[START OF Material supplied]

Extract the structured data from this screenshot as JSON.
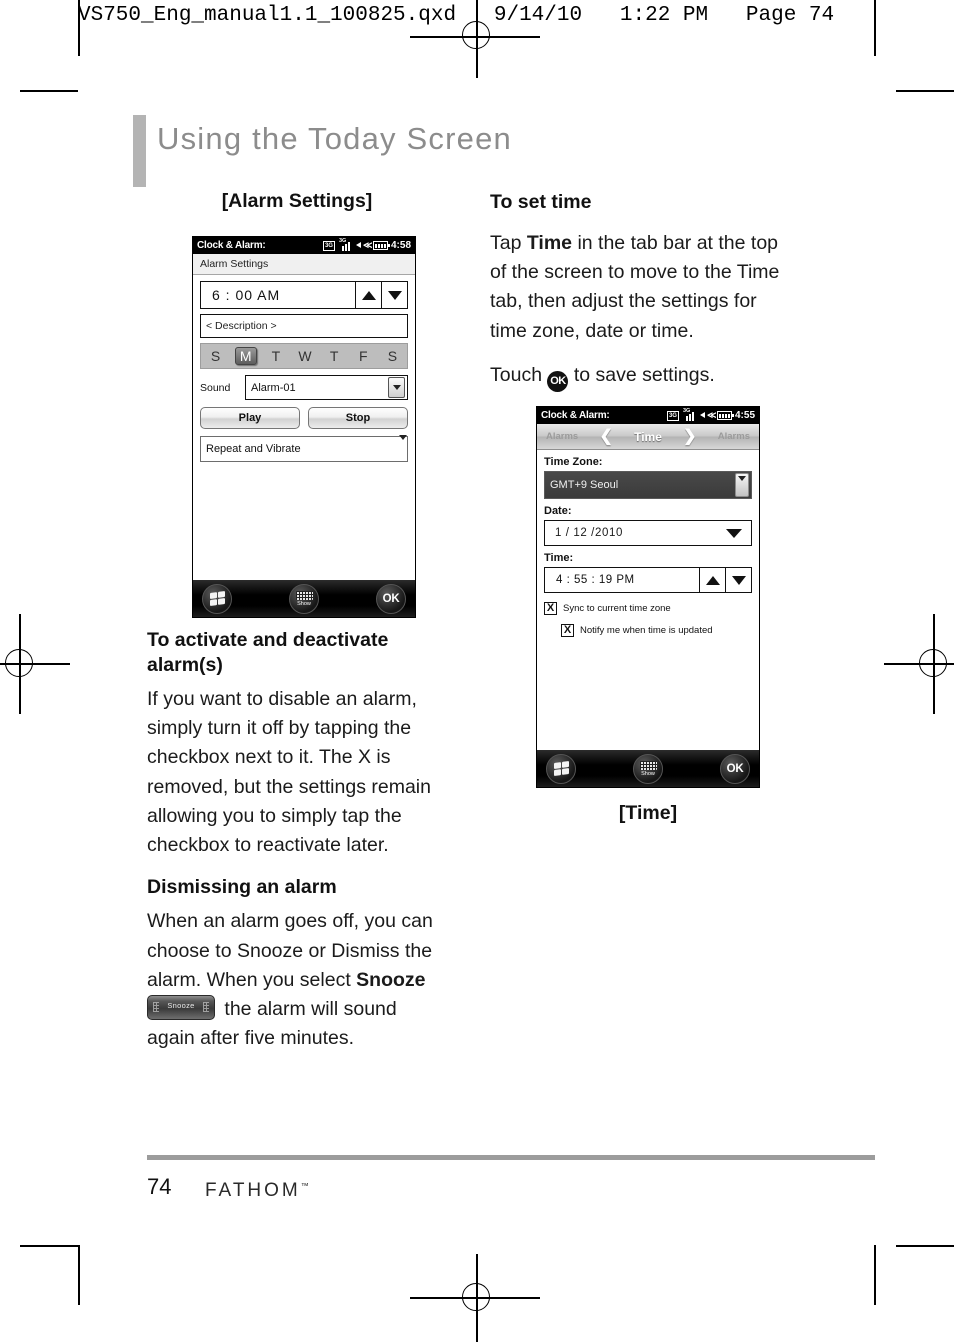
{
  "print_header": "VS750_Eng_manual1.1_100825.qxd   9/14/10   1:22 PM   Page 74",
  "page_title": "Using the Today Screen",
  "left_column": {
    "caption": "[Alarm Settings]",
    "heading_activate": "To activate and deactivate alarm(s)",
    "body_activate": "If you want to disable an alarm, simply turn it off by tapping the checkbox next to it. The X is removed, but the settings remain allowing you to simply tap the checkbox to reactivate later.",
    "heading_dismiss": "Dismissing an alarm",
    "body_dismiss_1": "When an alarm goes off, you can choose to Snooze or Dismiss the alarm. When you select ",
    "body_dismiss_bold": "Snooze",
    "snooze_button_label": "Snooze",
    "body_dismiss_2": " the alarm will sound again after five minutes."
  },
  "right_column": {
    "heading": "To set time",
    "body_1a": "Tap ",
    "body_1b": "Time",
    "body_1c": " in the tab bar at the top of the screen to move to the Time tab, then adjust the settings for time zone, date or time.",
    "body_2a": "Touch ",
    "ok_glyph": "OK",
    "body_2b": " to save settings.",
    "caption": "[Time]"
  },
  "phone_alarm": {
    "title": "Clock & Alarm:",
    "status": {
      "data_icon": "3G",
      "signal_icon": "signal-bars",
      "speaker_icon": "speaker",
      "battery_icon": "battery",
      "clock": "4:58"
    },
    "tab_label": "Alarm Settings",
    "time_value": "6 : 00  AM",
    "spin_up": "arrow-up",
    "spin_down": "arrow-down",
    "description_placeholder": "< Description >",
    "days": [
      "S",
      "M",
      "T",
      "W",
      "T",
      "F",
      "S"
    ],
    "selected_day_index": 1,
    "sound_label": "Sound",
    "sound_value": "Alarm-01",
    "play_label": "Play",
    "stop_label": "Stop",
    "repeat_value": "Repeat and Vibrate",
    "bottom_bar": {
      "start_label": "windows-start",
      "keyboard_label": "Show",
      "ok_label": "OK"
    }
  },
  "phone_time": {
    "title": "Clock & Alarm:",
    "status": {
      "data_icon": "3G",
      "signal_icon": "signal-bars",
      "speaker_icon": "speaker",
      "battery_icon": "battery",
      "clock": "4:55"
    },
    "tabs": {
      "left": "Alarms",
      "current": "Time",
      "right": "Alarms",
      "prev_icon": "chevron-left",
      "next_icon": "chevron-right"
    },
    "timezone_label": "Time Zone:",
    "timezone_value": "GMT+9 Seoul",
    "date_label": "Date:",
    "date_value": "1  /  12  /2010",
    "time_label": "Time:",
    "time_value": "4  :  55  :  19     PM",
    "checkbox_1": {
      "checked": "X",
      "label": "Sync to current time zone"
    },
    "checkbox_2": {
      "checked": "X",
      "label": "Notify me when time is updated"
    },
    "bottom_bar": {
      "start_label": "windows-start",
      "keyboard_label": "Show",
      "ok_label": "OK"
    }
  },
  "footer": {
    "page_number": "74",
    "brand": "FATHOM",
    "brand_tm": "™"
  },
  "colors": {
    "title_gray": "#8c8c8c",
    "accent_bar": "#b4b4b4",
    "rule_gray": "#9c9c9c"
  }
}
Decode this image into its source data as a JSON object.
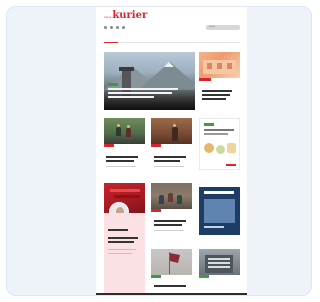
{
  "brand": {
    "small": "meine",
    "main": "kurier"
  },
  "colors": {
    "accent": "#d9232d",
    "frame": "#eef3fa",
    "tag_green": "#3f9a43",
    "tag_red": "#d9232d"
  },
  "utility": {
    "search_placeholder": "Suche"
  },
  "nav": [
    "",
    "",
    "",
    "",
    "",
    ""
  ],
  "hero": {
    "tag": "",
    "headline": "",
    "subline": ""
  },
  "icons": [
    "user-icon",
    "search-icon",
    "menu-icon",
    "share-icon"
  ],
  "footer": {
    "text": ""
  }
}
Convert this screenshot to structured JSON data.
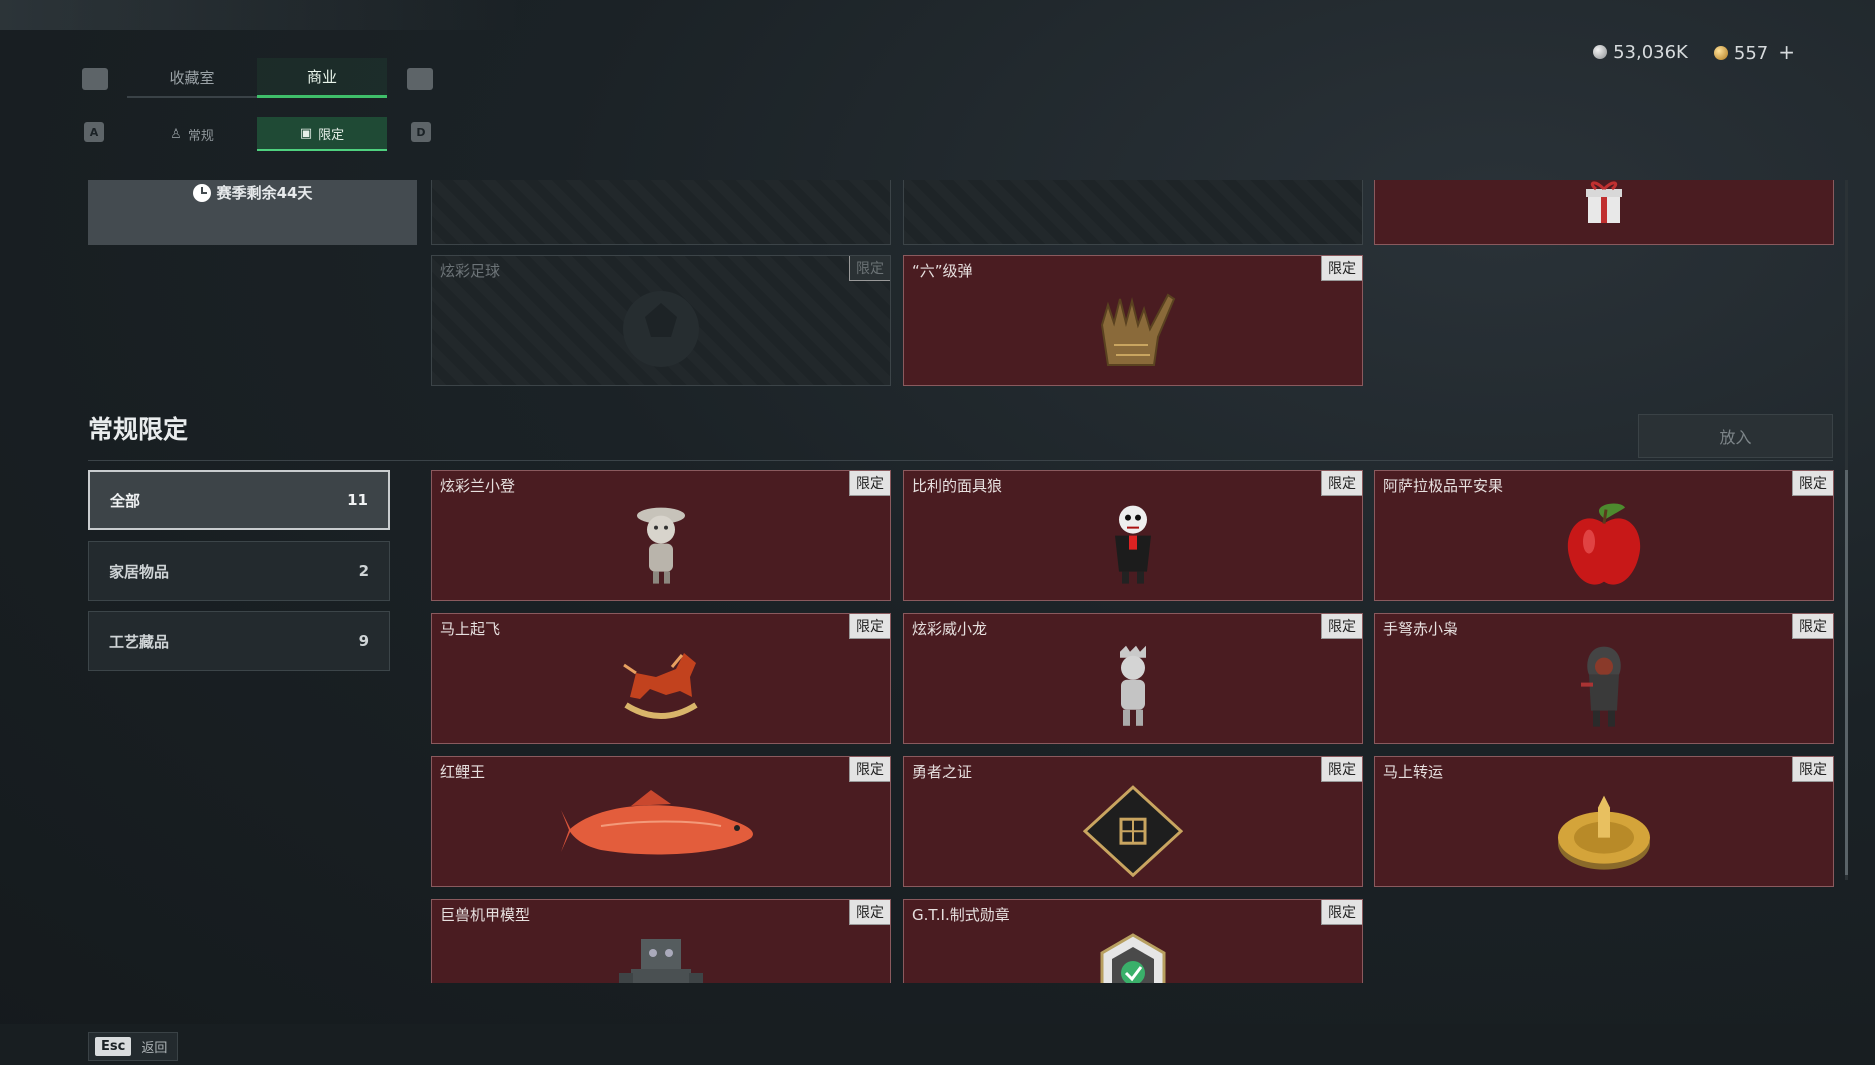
{
  "topbar": {
    "tabs": [
      "收藏室",
      "商业"
    ],
    "active_tab": 1,
    "subtabs": [
      "常规",
      "限定"
    ],
    "active_subtab": 1,
    "subtab_keys": [
      "A",
      "D"
    ]
  },
  "currency": {
    "silver": "53,036K",
    "gold": "557",
    "add": "+"
  },
  "season": {
    "text": "赛季剩余44天"
  },
  "top_cards": [
    {
      "name": "",
      "badge": "",
      "locked": true
    },
    {
      "name": "",
      "badge": "",
      "locked": true
    },
    {
      "name": "",
      "badge": "",
      "locked": false
    },
    {
      "name": "炫彩足球",
      "badge": "限定",
      "locked": true
    },
    {
      "name": "“六”级弹",
      "badge": "限定",
      "locked": false
    }
  ],
  "section": {
    "title": "常规限定",
    "put_button": "放入"
  },
  "categories": [
    {
      "label": "全部",
      "count": "11"
    },
    {
      "label": "家居物品",
      "count": "2"
    },
    {
      "label": "工艺藏品",
      "count": "9"
    }
  ],
  "items": [
    {
      "name": "炫彩兰小登",
      "badge": "限定",
      "icon": "figure-doll-icon"
    },
    {
      "name": "比利的面具狼",
      "badge": "限定",
      "icon": "masked-puppet-icon"
    },
    {
      "name": "阿萨拉极品平安果",
      "badge": "限定",
      "icon": "apple-icon"
    },
    {
      "name": "马上起飞",
      "badge": "限定",
      "icon": "rocking-horse-icon"
    },
    {
      "name": "炫彩威小龙",
      "badge": "限定",
      "icon": "dragon-figure-icon"
    },
    {
      "name": "手弩赤小枭",
      "badge": "限定",
      "icon": "hooded-figure-icon"
    },
    {
      "name": "红鲤王",
      "badge": "限定",
      "icon": "carp-fish-icon"
    },
    {
      "name": "勇者之证",
      "badge": "限定",
      "icon": "badge-card-icon"
    },
    {
      "name": "马上转运",
      "badge": "限定",
      "icon": "gold-wheel-icon"
    },
    {
      "name": "巨兽机甲模型",
      "badge": "限定",
      "icon": "mech-model-icon"
    },
    {
      "name": "G.T.I.制式勋章",
      "badge": "限定",
      "icon": "medal-icon"
    }
  ],
  "footer": {
    "key": "Esc",
    "label": "返回"
  },
  "colors": {
    "accent": "#3fbf6a",
    "card_bg": "#4a1c21",
    "badge_bg": "#e3e3e3"
  }
}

[END OF Material supplied]

• What is expected: Set each line of the records down exactly, leaving every picture out.

• Task solution:
Extract the structured data from this screenshot as JSON.
{
  "print_header": "VS750_Eng_manual1.1_100825.qxd   9/14/10   1:22 PM   Page 74",
  "page_title": "Using the Today Screen",
  "left_column": {
    "caption": "[Alarm Settings]",
    "heading_activate": "To activate and deactivate alarm(s)",
    "body_activate": "If you want to disable an alarm, simply turn it off by tapping the checkbox next to it. The X is removed, but the settings remain allowing you to simply tap the checkbox to reactivate later.",
    "heading_dismiss": "Dismissing an alarm",
    "body_dismiss_1": "When an alarm goes off, you can choose to Snooze or Dismiss the alarm. When you select ",
    "body_dismiss_bold": "Snooze",
    "snooze_button_label": "Snooze",
    "body_dismiss_2": " the alarm will sound again after five minutes."
  },
  "right_column": {
    "heading": "To set time",
    "body_1a": "Tap ",
    "body_1b": "Time",
    "body_1c": " in the tab bar at the top of the screen to move to the Time tab, then adjust the settings for time zone, date or time.",
    "body_2a": "Touch ",
    "ok_glyph": "OK",
    "body_2b": " to save settings.",
    "caption": "[Time]"
  },
  "phone_alarm": {
    "title": "Clock & Alarm:",
    "status": {
      "data_icon": "3G",
      "signal_icon": "signal-bars",
      "speaker_icon": "speaker",
      "battery_icon": "battery",
      "clock": "4:58"
    },
    "tab_label": "Alarm Settings",
    "time_value": "6 : 00  AM",
    "spin_up": "arrow-up",
    "spin_down": "arrow-down",
    "description_placeholder": "< Description >",
    "days": [
      "S",
      "M",
      "T",
      "W",
      "T",
      "F",
      "S"
    ],
    "selected_day_index": 1,
    "sound_label": "Sound",
    "sound_value": "Alarm-01",
    "play_label": "Play",
    "stop_label": "Stop",
    "repeat_value": "Repeat and Vibrate",
    "bottom_bar": {
      "start_label": "windows-start",
      "keyboard_label": "Show",
      "ok_label": "OK"
    }
  },
  "phone_time": {
    "title": "Clock & Alarm:",
    "status": {
      "data_icon": "3G",
      "signal_icon": "signal-bars",
      "speaker_icon": "speaker",
      "battery_icon": "battery",
      "clock": "4:55"
    },
    "tabs": {
      "left": "Alarms",
      "current": "Time",
      "right": "Alarms",
      "prev_icon": "chevron-left",
      "next_icon": "chevron-right"
    },
    "timezone_label": "Time Zone:",
    "timezone_value": "GMT+9 Seoul",
    "date_label": "Date:",
    "date_value": "1  /  12  /2010",
    "time_label": "Time:",
    "time_value": "4  :  55  :  19     PM",
    "checkbox_1": {
      "checked": "X",
      "label": "Sync to current time zone"
    },
    "checkbox_2": {
      "checked": "X",
      "label": "Notify me when time is updated"
    },
    "bottom_bar": {
      "start_label": "windows-start",
      "keyboard_label": "Show",
      "ok_label": "OK"
    }
  },
  "footer": {
    "page_number": "74",
    "brand": "FATHOM",
    "brand_tm": "™"
  },
  "colors": {
    "title_gray": "#8c8c8c",
    "accent_bar": "#b4b4b4",
    "rule_gray": "#9c9c9c"
  }
}
Decode this image into its source data as a JSON object.
{
  "brand": {
    "small": "meine",
    "main": "kurier"
  },
  "colors": {
    "accent": "#d9232d",
    "frame": "#eef3fa",
    "tag_green": "#3f9a43",
    "tag_red": "#d9232d"
  },
  "utility": {
    "search_placeholder": "Suche"
  },
  "nav": [
    "",
    "",
    "",
    "",
    "",
    ""
  ],
  "hero": {
    "tag": "",
    "headline": "",
    "subline": ""
  },
  "icons": [
    "user-icon",
    "search-icon",
    "menu-icon",
    "share-icon"
  ],
  "footer": {
    "text": ""
  }
}
Convert this screenshot to structured JSON data.
{
  "topbar": {
    "tabs": [
      "收藏室",
      "商业"
    ],
    "active_tab": 1,
    "subtabs": [
      "常规",
      "限定"
    ],
    "active_subtab": 1,
    "subtab_keys": [
      "A",
      "D"
    ]
  },
  "currency": {
    "silver": "53,036K",
    "gold": "557",
    "add": "+"
  },
  "season": {
    "text": "赛季剩余44天"
  },
  "top_cards": [
    {
      "name": "",
      "badge": "",
      "locked": true
    },
    {
      "name": "",
      "badge": "",
      "locked": true
    },
    {
      "name": "",
      "badge": "",
      "locked": false
    },
    {
      "name": "炫彩足球",
      "badge": "限定",
      "locked": true
    },
    {
      "name": "“六”级弹",
      "badge": "限定",
      "locked": false
    }
  ],
  "section": {
    "title": "常规限定",
    "put_button": "放入"
  },
  "categories": [
    {
      "label": "全部",
      "count": "11"
    },
    {
      "label": "家居物品",
      "count": "2"
    },
    {
      "label": "工艺藏品",
      "count": "9"
    }
  ],
  "items": [
    {
      "name": "炫彩兰小登",
      "badge": "限定",
      "icon": "figure-doll-icon"
    },
    {
      "name": "比利的面具狼",
      "badge": "限定",
      "icon": "masked-puppet-icon"
    },
    {
      "name": "阿萨拉极品平安果",
      "badge": "限定",
      "icon": "apple-icon"
    },
    {
      "name": "马上起飞",
      "badge": "限定",
      "icon": "rocking-horse-icon"
    },
    {
      "name": "炫彩威小龙",
      "badge": "限定",
      "icon": "dragon-figure-icon"
    },
    {
      "name": "手弩赤小枭",
      "badge": "限定",
      "icon": "hooded-figure-icon"
    },
    {
      "name": "红鲤王",
      "badge": "限定",
      "icon": "carp-fish-icon"
    },
    {
      "name": "勇者之证",
      "badge": "限定",
      "icon": "badge-card-icon"
    },
    {
      "name": "马上转运",
      "badge": "限定",
      "icon": "gold-wheel-icon"
    },
    {
      "name": "巨兽机甲模型",
      "badge": "限定",
      "icon": "mech-model-icon"
    },
    {
      "name": "G.T.I.制式勋章",
      "badge": "限定",
      "icon": "medal-icon"
    }
  ],
  "footer": {
    "key": "Esc",
    "label": "返回"
  },
  "colors": {
    "accent": "#3fbf6a",
    "card_bg": "#4a1c21",
    "badge_bg": "#e3e3e3"
  }
}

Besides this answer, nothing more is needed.